TASK REQUIREMENTS:
Below is a set of records; restate each one word for word.

RECORD EXTRACTS:
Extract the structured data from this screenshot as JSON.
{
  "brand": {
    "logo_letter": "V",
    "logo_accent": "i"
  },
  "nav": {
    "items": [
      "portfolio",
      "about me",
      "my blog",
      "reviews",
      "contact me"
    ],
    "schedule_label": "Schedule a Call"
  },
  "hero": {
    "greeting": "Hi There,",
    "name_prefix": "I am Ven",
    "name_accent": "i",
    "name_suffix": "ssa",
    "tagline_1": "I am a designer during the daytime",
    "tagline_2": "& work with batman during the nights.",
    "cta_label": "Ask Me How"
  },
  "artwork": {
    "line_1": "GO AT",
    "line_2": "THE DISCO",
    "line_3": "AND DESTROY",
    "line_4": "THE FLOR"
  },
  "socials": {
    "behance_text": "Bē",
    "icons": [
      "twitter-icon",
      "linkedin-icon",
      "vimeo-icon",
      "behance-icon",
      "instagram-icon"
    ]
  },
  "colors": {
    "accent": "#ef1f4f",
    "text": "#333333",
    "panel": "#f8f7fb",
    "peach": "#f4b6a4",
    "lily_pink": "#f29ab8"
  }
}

RESULT FOR THIS EXERCISE:
Extract the structured data from this screenshot as JSON.
{
  "brand": {
    "logo_letter": "V",
    "logo_accent": "i"
  },
  "nav": {
    "items": [
      "portfolio",
      "about me",
      "my blog",
      "reviews",
      "contact me"
    ],
    "schedule_label": "Schedule a Call"
  },
  "hero": {
    "greeting": "Hi There,",
    "name_prefix": "I am Ven",
    "name_accent": "i",
    "name_suffix": "ssa",
    "tagline_1": "I am a designer during the daytime",
    "tagline_2": "& work with batman during the nights.",
    "cta_label": "Ask Me How"
  },
  "artwork": {
    "line_1": "GO AT",
    "line_2": "THE DISCO",
    "line_3": "AND DESTROY",
    "line_4": "THE FLOR"
  },
  "socials": {
    "behance_text": "Bē",
    "icons": [
      "twitter-icon",
      "linkedin-icon",
      "vimeo-icon",
      "behance-icon",
      "instagram-icon"
    ]
  },
  "colors": {
    "accent": "#ef1f4f",
    "text": "#333333",
    "panel": "#f8f7fb",
    "peach": "#f4b6a4",
    "lily_pink": "#f29ab8"
  }
}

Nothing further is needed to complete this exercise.